The exercise >>
Repeat, exactly and completely, the material that follows. Omit the pictures.

Collected data entries:
--- START ---

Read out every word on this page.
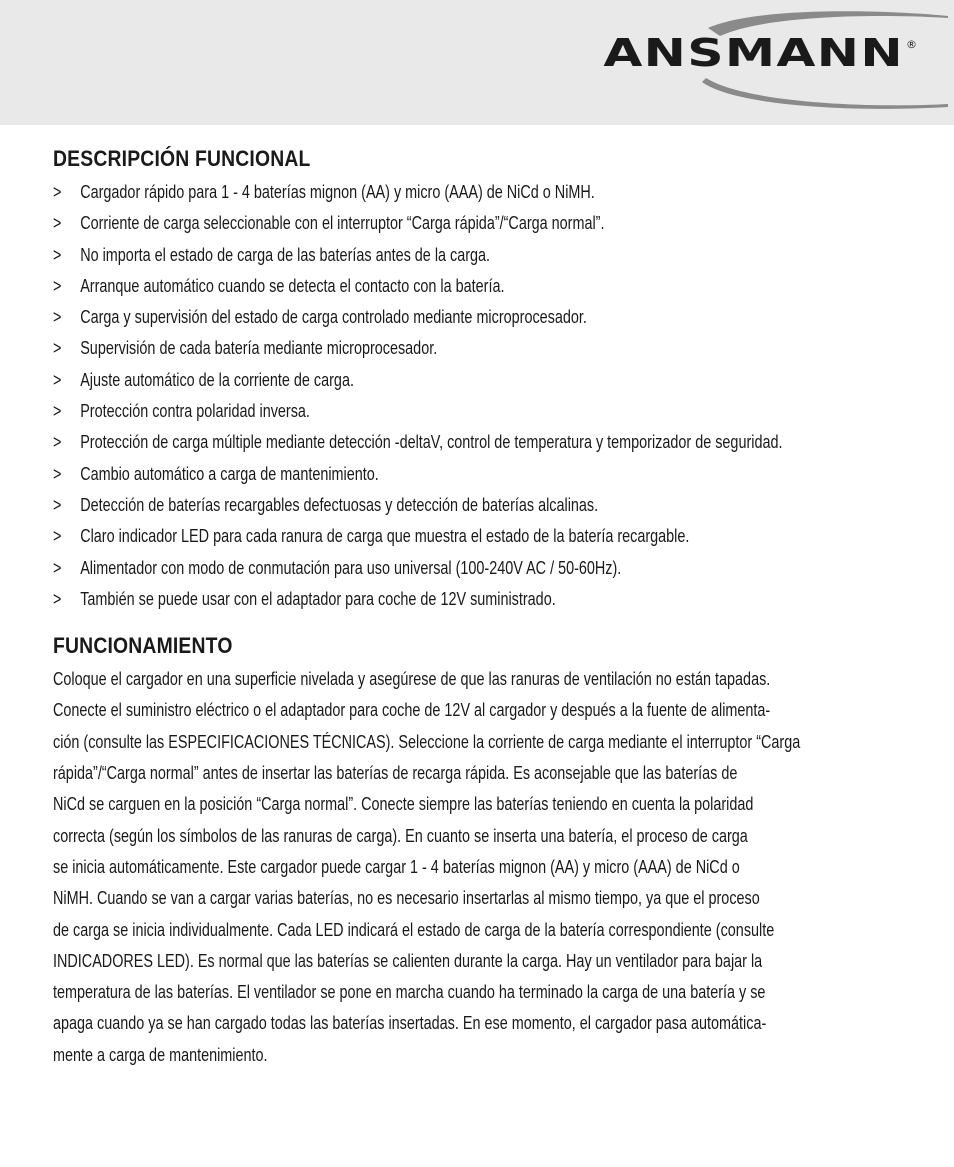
ANSMANN ®
DESCRIPCIÓN FUNCIONAL
> Cargador rápido para 1 - 4 baterías mignon (AA) y micro (AAA) de NiCd o NiMH.
> Corriente de carga seleccionable con el interruptor “Carga rápida”/“Carga normal”.
> No importa el estado de carga de las baterías antes de la carga.
> Arranque automático cuando se detecta el contacto con la batería.
> Carga y supervisión del estado de carga controlado mediante microprocesador.
> Supervisión de cada batería mediante microprocesador.
> Ajuste automático de la corriente de carga.
> Protección contra polaridad inversa.
> Protección de carga múltiple mediante detección -deltaV, control de temperatura y temporizador de seguridad.
> Cambio automático a carga de mantenimiento.
> Detección de baterías recargables defectuosas y detección de baterías alcalinas.
> Claro indicador LED para cada ranura de carga que muestra el estado de la batería recargable.
> Alimentador con modo de conmutación para uso universal (100-240V AC / 50-60Hz).
> También se puede usar con el adaptador para coche de 12V suministrado.
FUNCIONAMIENTO

Coloque el cargador en una superficie nivelada y asegúrese de que las ranuras de ventilación no están tapadas.
Conecte el suministro eléctrico o el adaptador para coche de 12V al cargador y después a la fuente de alimenta-
ción (consulte las ESPECIFICACIONES TÉCNICAS). Seleccione la corriente de carga mediante el interruptor “Carga
rápida”/“Carga normal” antes de insertar las baterías de recarga rápida. Es aconsejable que las baterías de
NiCd se carguen en la posición “Carga normal”. Conecte siempre las baterías teniendo en cuenta la polaridad
correcta (según los símbolos de las ranuras de carga). En cuanto se inserta una batería, el proceso de carga
se inicia automáticamente. Este cargador puede cargar 1 - 4 baterías mignon (AA) y micro (AAA) de NiCd o
NiMH. Cuando se van a cargar varias baterías, no es necesario insertarlas al mismo tiempo, ya que el proceso
de carga se inicia individualmente. Cada LED indicará el estado de carga de la batería correspondiente (consulte
INDICADORES LED). Es normal que las baterías se calienten durante la carga. Hay un ventilador para bajar la
temperatura de las baterías. El ventilador se pone en marcha cuando ha terminado la carga de una batería y se
apaga cuando ya se han cargado todas las baterías insertadas. En ese momento, el cargador pasa automática-
mente a carga de mantenimiento.
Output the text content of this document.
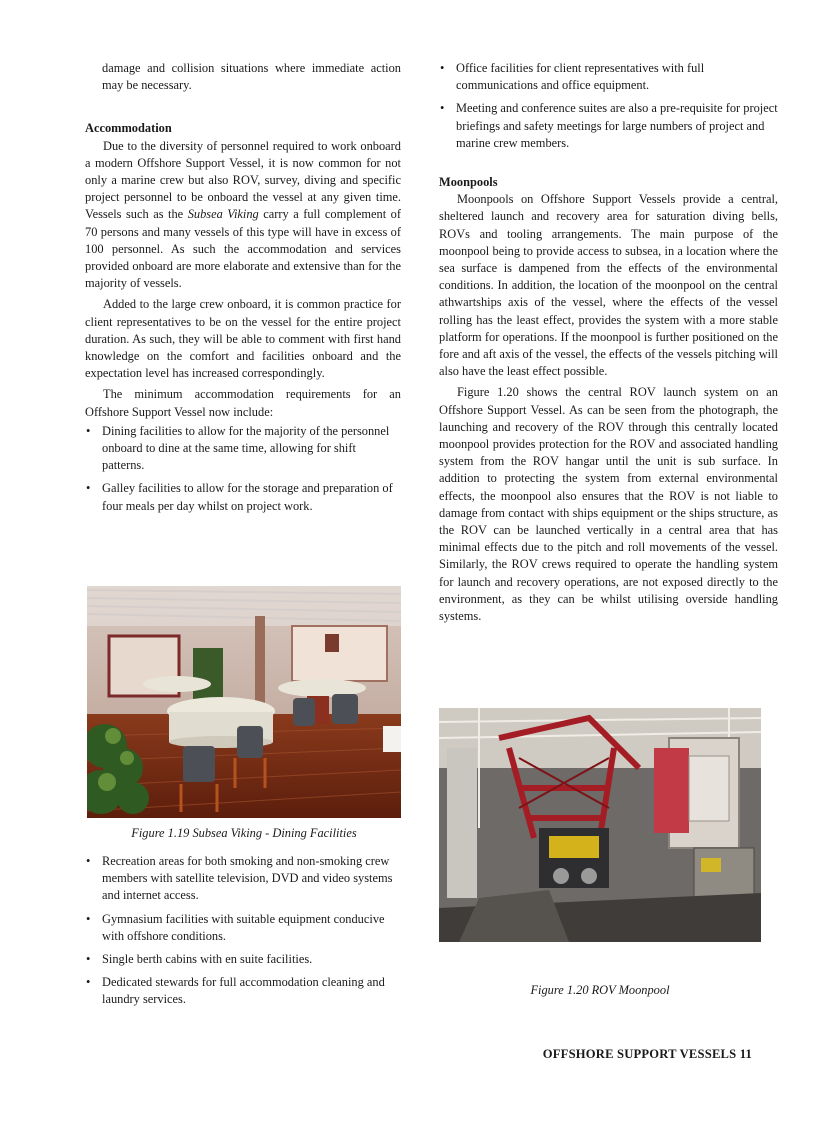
damage and collision situations where immediate action may be necessary.

Accommodation

Due to the diversity of personnel required to work onboard a modern Offshore Support Vessel, it is now common for not only a marine crew but also ROV, survey, diving and specific project personnel to be onboard the vessel at any given time. Vessels such as the Subsea Viking carry a full complement of 70 persons and many vessels of this type will have in excess of 100 personnel. As such the accommodation and services provided onboard are more elaborate and extensive than for the majority of vessels.

Added to the large crew onboard, it is common practice for client representatives to be on the vessel for the entire project duration. As such, they will be able to comment with first hand knowledge on the comfort and facilities onboard and the expectation level has increased correspondingly.

The minimum accommodation requirements for an Offshore Support Vessel now include:

• Dining facilities to allow for the majority of the personnel onboard to dine at the same time, allowing for shift patterns.
• Galley facilities to allow for the storage and preparation of four meals per day whilst on project work.
Figure 1.19 Subsea Viking - Dining Facilities
• Recreation areas for both smoking and non-smoking crew members with satellite television, DVD and video systems and internet access.
• Gymnasium facilities with suitable equipment conducive with offshore conditions.
• Single berth cabins with en suite facilities.
• Dedicated stewards for full accommodation cleaning and laundry services.
• Office facilities for client representatives with full communications and office equipment.
• Meeting and conference suites are also a pre-requisite for project briefings and safety meetings for large numbers of project and marine crew members.
Moonpools

Moonpools on Offshore Support Vessels provide a central, sheltered launch and recovery area for saturation diving bells, ROVs and tooling arrangements. The main purpose of the moonpool being to provide access to subsea, in a location where the sea surface is dampened from the effects of the environmental conditions. In addition, the location of the moonpool on the central athwartships axis of the vessel, where the effects of the vessel rolling has the least effect, provides the system with a more stable platform for operations. If the moonpool is further positioned on the fore and aft axis of the vessel, the effects of the vessels pitching will also have the least effect possible.

Figure 1.20 shows the central ROV launch system on an Offshore Support Vessel. As can be seen from the photograph, the launching and recovery of the ROV through this centrally located moonpool provides protection for the ROV and associated handling system from the ROV hangar until the unit is sub surface. In addition to protecting the system from external environmental effects, the moonpool also ensures that the ROV is not liable to damage from contact with ships equipment or the ships structure, as the ROV can be launched vertically in a central area that has minimal effects due to the pitch and roll movements of the vessel. Similarly, the ROV crews required to operate the handling system for launch and recovery operations, are not exposed directly to the environment, as they can be whilst utilising overside handling systems.

Figure 1.20 ROV Moonpool
OFFSHORE SUPPORT VESSELS 11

--- END ---

Output of the exercise >>
Read out every word on this page.
ANSMANN ®
DESCRIPCIÓN FUNCIONAL
> Cargador rápido para 1 - 4 baterías mignon (AA) y micro (AAA) de NiCd o NiMH.
> Corriente de carga seleccionable con el interruptor “Carga rápida”/“Carga normal”.
> No importa el estado de carga de las baterías antes de la carga.
> Arranque automático cuando se detecta el contacto con la batería.
> Carga y supervisión del estado de carga controlado mediante microprocesador.
> Supervisión de cada batería mediante microprocesador.
> Ajuste automático de la corriente de carga.
> Protección contra polaridad inversa.
> Protección de carga múltiple mediante detección -deltaV, control de temperatura y temporizador de seguridad.
> Cambio automático a carga de mantenimiento.
> Detección de baterías recargables defectuosas y detección de baterías alcalinas.
> Claro indicador LED para cada ranura de carga que muestra el estado de la batería recargable.
> Alimentador con modo de conmutación para uso universal (100-240V AC / 50-60Hz).
> También se puede usar con el adaptador para coche de 12V suministrado.
FUNCIONAMIENTO

Coloque el cargador en una superficie nivelada y asegúrese de que las ranuras de ventilación no están tapadas.
Conecte el suministro eléctrico o el adaptador para coche de 12V al cargador y después a la fuente de alimenta-
ción (consulte las ESPECIFICACIONES TÉCNICAS). Seleccione la corriente de carga mediante el interruptor “Carga
rápida”/“Carga normal” antes de insertar las baterías de recarga rápida. Es aconsejable que las baterías de
NiCd se carguen en la posición “Carga normal”. Conecte siempre las baterías teniendo en cuenta la polaridad
correcta (según los símbolos de las ranuras de carga). En cuanto se inserta una batería, el proceso de carga
se inicia automáticamente. Este cargador puede cargar 1 - 4 baterías mignon (AA) y micro (AAA) de NiCd o
NiMH. Cuando se van a cargar varias baterías, no es necesario insertarlas al mismo tiempo, ya que el proceso
de carga se inicia individualmente. Cada LED indicará el estado de carga de la batería correspondiente (consulte
INDICADORES LED). Es normal que las baterías se calienten durante la carga. Hay un ventilador para bajar la
temperatura de las baterías. El ventilador se pone en marcha cuando ha terminado la carga de una batería y se
apaga cuando ya se han cargado todas las baterías insertadas. En ese momento, el cargador pasa automática-
mente a carga de mantenimiento.
Output the text content of this document.
damage and collision situations where immediate action may be necessary.

Accommodation

Due to the diversity of personnel required to work onboard a modern Offshore Support Vessel, it is now common for not only a marine crew but also ROV, survey, diving and specific project personnel to be onboard the vessel at any given time. Vessels such as the Subsea Viking carry a full complement of 70 persons and many vessels of this type will have in excess of 100 personnel. As such the accommodation and services provided onboard are more elaborate and extensive than for the majority of vessels.

Added to the large crew onboard, it is common practice for client representatives to be on the vessel for the entire project duration. As such, they will be able to comment with first hand knowledge on the comfort and facilities onboard and the expectation level has increased correspondingly.

The minimum accommodation requirements for an Offshore Support Vessel now include:

• Dining facilities to allow for the majority of the personnel onboard to dine at the same time, allowing for shift patterns.
• Galley facilities to allow for the storage and preparation of four meals per day whilst on project work.
Figure 1.19 Subsea Viking - Dining Facilities
• Recreation areas for both smoking and non-smoking crew members with satellite television, DVD and video systems and internet access.
• Gymnasium facilities with suitable equipment conducive with offshore conditions.
• Single berth cabins with en suite facilities.
• Dedicated stewards for full accommodation cleaning and laundry services.
• Office facilities for client representatives with full communications and office equipment.
• Meeting and conference suites are also a pre-requisite for project briefings and safety meetings for large numbers of project and marine crew members.
Moonpools

Moonpools on Offshore Support Vessels provide a central, sheltered launch and recovery area for saturation diving bells, ROVs and tooling arrangements. The main purpose of the moonpool being to provide access to subsea, in a location where the sea surface is dampened from the effects of the environmental conditions. In addition, the location of the moonpool on the central athwartships axis of the vessel, where the effects of the vessel rolling has the least effect, provides the system with a more stable platform for operations. If the moonpool is further positioned on the fore and aft axis of the vessel, the effects of the vessels pitching will also have the least effect possible.

Figure 1.20 shows the central ROV launch system on an Offshore Support Vessel. As can be seen from the photograph, the launching and recovery of the ROV through this centrally located moonpool provides protection for the ROV and associated handling system from the ROV hangar until the unit is sub surface. In addition to protecting the system from external environmental effects, the moonpool also ensures that the ROV is not liable to damage from contact with ships equipment or the ships structure, as the ROV can be launched vertically in a central area that has minimal effects due to the pitch and roll movements of the vessel. Similarly, the ROV crews required to operate the handling system for launch and recovery operations, are not exposed directly to the environment, as they can be whilst utilising overside handling systems.

Figure 1.20 ROV Moonpool
OFFSHORE SUPPORT VESSELS 11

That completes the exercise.